▶ What is expected
Print all the data, keeping every line exactly as it is.

▶ Task data

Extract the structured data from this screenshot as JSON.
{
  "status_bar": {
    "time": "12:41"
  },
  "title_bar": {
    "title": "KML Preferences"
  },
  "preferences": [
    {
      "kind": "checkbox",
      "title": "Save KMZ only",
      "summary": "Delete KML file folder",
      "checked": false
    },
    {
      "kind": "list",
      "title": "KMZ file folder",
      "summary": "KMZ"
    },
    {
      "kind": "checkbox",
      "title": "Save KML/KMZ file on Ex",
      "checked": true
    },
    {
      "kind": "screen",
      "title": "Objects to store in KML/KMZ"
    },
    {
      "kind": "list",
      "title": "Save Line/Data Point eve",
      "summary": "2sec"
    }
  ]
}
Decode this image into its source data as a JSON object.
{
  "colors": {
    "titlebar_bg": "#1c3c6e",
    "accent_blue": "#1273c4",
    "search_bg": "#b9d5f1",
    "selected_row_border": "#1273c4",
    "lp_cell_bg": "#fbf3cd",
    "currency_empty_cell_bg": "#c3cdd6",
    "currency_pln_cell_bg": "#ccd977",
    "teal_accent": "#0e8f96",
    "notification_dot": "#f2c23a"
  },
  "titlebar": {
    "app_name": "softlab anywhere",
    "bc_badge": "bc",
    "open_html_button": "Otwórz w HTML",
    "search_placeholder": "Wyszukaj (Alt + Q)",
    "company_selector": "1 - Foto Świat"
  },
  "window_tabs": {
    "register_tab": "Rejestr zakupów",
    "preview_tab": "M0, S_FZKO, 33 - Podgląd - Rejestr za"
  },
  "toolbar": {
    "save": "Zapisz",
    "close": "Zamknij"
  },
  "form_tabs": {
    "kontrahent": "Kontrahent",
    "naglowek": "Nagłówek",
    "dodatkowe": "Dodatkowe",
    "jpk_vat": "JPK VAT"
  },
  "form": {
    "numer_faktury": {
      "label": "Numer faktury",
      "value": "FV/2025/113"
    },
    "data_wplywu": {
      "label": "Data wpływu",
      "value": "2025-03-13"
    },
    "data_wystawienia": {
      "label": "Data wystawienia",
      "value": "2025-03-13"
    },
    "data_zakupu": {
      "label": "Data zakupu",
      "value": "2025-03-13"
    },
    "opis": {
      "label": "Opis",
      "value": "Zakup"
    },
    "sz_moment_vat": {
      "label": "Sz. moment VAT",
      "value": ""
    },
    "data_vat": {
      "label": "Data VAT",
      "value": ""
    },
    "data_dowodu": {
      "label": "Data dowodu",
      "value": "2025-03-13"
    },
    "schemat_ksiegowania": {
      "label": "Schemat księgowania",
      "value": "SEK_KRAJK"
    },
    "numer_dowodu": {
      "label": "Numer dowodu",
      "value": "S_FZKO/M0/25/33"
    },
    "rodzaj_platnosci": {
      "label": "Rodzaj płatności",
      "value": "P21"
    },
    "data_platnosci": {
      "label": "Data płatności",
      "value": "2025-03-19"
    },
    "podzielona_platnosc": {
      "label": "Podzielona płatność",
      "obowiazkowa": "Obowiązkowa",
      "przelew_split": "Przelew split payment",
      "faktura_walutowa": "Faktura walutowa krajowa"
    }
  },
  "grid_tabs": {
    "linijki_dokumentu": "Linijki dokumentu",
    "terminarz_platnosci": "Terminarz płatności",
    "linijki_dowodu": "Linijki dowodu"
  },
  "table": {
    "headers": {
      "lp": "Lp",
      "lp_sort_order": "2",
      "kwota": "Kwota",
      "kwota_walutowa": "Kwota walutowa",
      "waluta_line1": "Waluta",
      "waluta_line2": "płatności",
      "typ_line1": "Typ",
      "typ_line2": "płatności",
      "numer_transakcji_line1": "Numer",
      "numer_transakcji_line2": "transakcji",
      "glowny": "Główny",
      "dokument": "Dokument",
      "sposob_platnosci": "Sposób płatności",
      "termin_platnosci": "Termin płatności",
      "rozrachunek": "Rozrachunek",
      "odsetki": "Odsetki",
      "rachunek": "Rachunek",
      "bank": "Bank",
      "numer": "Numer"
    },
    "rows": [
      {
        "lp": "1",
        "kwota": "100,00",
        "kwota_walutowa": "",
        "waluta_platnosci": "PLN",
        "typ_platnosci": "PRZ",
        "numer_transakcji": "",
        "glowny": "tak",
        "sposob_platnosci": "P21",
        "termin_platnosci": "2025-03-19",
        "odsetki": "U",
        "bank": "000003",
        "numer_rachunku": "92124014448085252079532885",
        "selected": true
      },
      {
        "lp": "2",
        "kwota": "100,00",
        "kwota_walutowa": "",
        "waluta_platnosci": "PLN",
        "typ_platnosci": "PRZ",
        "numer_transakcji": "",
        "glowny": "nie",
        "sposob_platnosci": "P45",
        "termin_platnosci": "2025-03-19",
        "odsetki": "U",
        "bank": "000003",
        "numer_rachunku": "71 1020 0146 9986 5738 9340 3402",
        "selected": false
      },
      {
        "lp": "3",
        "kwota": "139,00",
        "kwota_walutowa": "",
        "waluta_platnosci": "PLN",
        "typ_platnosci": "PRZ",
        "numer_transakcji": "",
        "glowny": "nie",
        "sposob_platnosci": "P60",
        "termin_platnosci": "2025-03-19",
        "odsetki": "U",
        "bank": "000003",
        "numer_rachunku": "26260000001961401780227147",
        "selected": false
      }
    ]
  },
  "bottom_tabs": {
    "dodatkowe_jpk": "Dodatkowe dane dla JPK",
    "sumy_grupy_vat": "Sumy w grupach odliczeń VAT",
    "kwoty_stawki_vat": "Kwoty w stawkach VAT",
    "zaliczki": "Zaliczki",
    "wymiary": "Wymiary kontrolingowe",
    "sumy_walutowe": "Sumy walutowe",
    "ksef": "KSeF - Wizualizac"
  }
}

▶ Exercise result
Extract the structured data from this screenshot as JSON.
{
  "status_bar": {
    "time": "12:41"
  },
  "title_bar": {
    "title": "KML Preferences"
  },
  "preferences": [
    {
      "kind": "checkbox",
      "title": "Save KMZ only",
      "summary": "Delete KML file folder",
      "checked": false
    },
    {
      "kind": "list",
      "title": "KMZ file folder",
      "summary": "KMZ"
    },
    {
      "kind": "checkbox",
      "title": "Save KML/KMZ file on Ex",
      "checked": true
    },
    {
      "kind": "screen",
      "title": "Objects to store in KML/KMZ"
    },
    {
      "kind": "list",
      "title": "Save Line/Data Point eve",
      "summary": "2sec"
    }
  ]
}
Decode this image into its source data as a JSON object.
{
  "colors": {
    "titlebar_bg": "#1c3c6e",
    "accent_blue": "#1273c4",
    "search_bg": "#b9d5f1",
    "selected_row_border": "#1273c4",
    "lp_cell_bg": "#fbf3cd",
    "currency_empty_cell_bg": "#c3cdd6",
    "currency_pln_cell_bg": "#ccd977",
    "teal_accent": "#0e8f96",
    "notification_dot": "#f2c23a"
  },
  "titlebar": {
    "app_name": "softlab anywhere",
    "bc_badge": "bc",
    "open_html_button": "Otwórz w HTML",
    "search_placeholder": "Wyszukaj (Alt + Q)",
    "company_selector": "1 - Foto Świat"
  },
  "window_tabs": {
    "register_tab": "Rejestr zakupów",
    "preview_tab": "M0, S_FZKO, 33 - Podgląd - Rejestr za"
  },
  "toolbar": {
    "save": "Zapisz",
    "close": "Zamknij"
  },
  "form_tabs": {
    "kontrahent": "Kontrahent",
    "naglowek": "Nagłówek",
    "dodatkowe": "Dodatkowe",
    "jpk_vat": "JPK VAT"
  },
  "form": {
    "numer_faktury": {
      "label": "Numer faktury",
      "value": "FV/2025/113"
    },
    "data_wplywu": {
      "label": "Data wpływu",
      "value": "2025-03-13"
    },
    "data_wystawienia": {
      "label": "Data wystawienia",
      "value": "2025-03-13"
    },
    "data_zakupu": {
      "label": "Data zakupu",
      "value": "2025-03-13"
    },
    "opis": {
      "label": "Opis",
      "value": "Zakup"
    },
    "sz_moment_vat": {
      "label": "Sz. moment VAT",
      "value": ""
    },
    "data_vat": {
      "label": "Data VAT",
      "value": ""
    },
    "data_dowodu": {
      "label": "Data dowodu",
      "value": "2025-03-13"
    },
    "schemat_ksiegowania": {
      "label": "Schemat księgowania",
      "value": "SEK_KRAJK"
    },
    "numer_dowodu": {
      "label": "Numer dowodu",
      "value": "S_FZKO/M0/25/33"
    },
    "rodzaj_platnosci": {
      "label": "Rodzaj płatności",
      "value": "P21"
    },
    "data_platnosci": {
      "label": "Data płatności",
      "value": "2025-03-19"
    },
    "podzielona_platnosc": {
      "label": "Podzielona płatność",
      "obowiazkowa": "Obowiązkowa",
      "przelew_split": "Przelew split payment",
      "faktura_walutowa": "Faktura walutowa krajowa"
    }
  },
  "grid_tabs": {
    "linijki_dokumentu": "Linijki dokumentu",
    "terminarz_platnosci": "Terminarz płatności",
    "linijki_dowodu": "Linijki dowodu"
  },
  "table": {
    "headers": {
      "lp": "Lp",
      "lp_sort_order": "2",
      "kwota": "Kwota",
      "kwota_walutowa": "Kwota walutowa",
      "waluta_line1": "Waluta",
      "waluta_line2": "płatności",
      "typ_line1": "Typ",
      "typ_line2": "płatności",
      "numer_transakcji_line1": "Numer",
      "numer_transakcji_line2": "transakcji",
      "glowny": "Główny",
      "dokument": "Dokument",
      "sposob_platnosci": "Sposób płatności",
      "termin_platnosci": "Termin płatności",
      "rozrachunek": "Rozrachunek",
      "odsetki": "Odsetki",
      "rachunek": "Rachunek",
      "bank": "Bank",
      "numer": "Numer"
    },
    "rows": [
      {
        "lp": "1",
        "kwota": "100,00",
        "kwota_walutowa": "",
        "waluta_platnosci": "PLN",
        "typ_platnosci": "PRZ",
        "numer_transakcji": "",
        "glowny": "tak",
        "sposob_platnosci": "P21",
        "termin_platnosci": "2025-03-19",
        "odsetki": "U",
        "bank": "000003",
        "numer_rachunku": "92124014448085252079532885",
        "selected": true
      },
      {
        "lp": "2",
        "kwota": "100,00",
        "kwota_walutowa": "",
        "waluta_platnosci": "PLN",
        "typ_platnosci": "PRZ",
        "numer_transakcji": "",
        "glowny": "nie",
        "sposob_platnosci": "P45",
        "termin_platnosci": "2025-03-19",
        "odsetki": "U",
        "bank": "000003",
        "numer_rachunku": "71 1020 0146 9986 5738 9340 3402",
        "selected": false
      },
      {
        "lp": "3",
        "kwota": "139,00",
        "kwota_walutowa": "",
        "waluta_platnosci": "PLN",
        "typ_platnosci": "PRZ",
        "numer_transakcji": "",
        "glowny": "nie",
        "sposob_platnosci": "P60",
        "termin_platnosci": "2025-03-19",
        "odsetki": "U",
        "bank": "000003",
        "numer_rachunku": "26260000001961401780227147",
        "selected": false
      }
    ]
  },
  "bottom_tabs": {
    "dodatkowe_jpk": "Dodatkowe dane dla JPK",
    "sumy_grupy_vat": "Sumy w grupach odliczeń VAT",
    "kwoty_stawki_vat": "Kwoty w stawkach VAT",
    "zaliczki": "Zaliczki",
    "wymiary": "Wymiary kontrolingowe",
    "sumy_walutowe": "Sumy walutowe",
    "ksef": "KSeF - Wizualizac"
  }
}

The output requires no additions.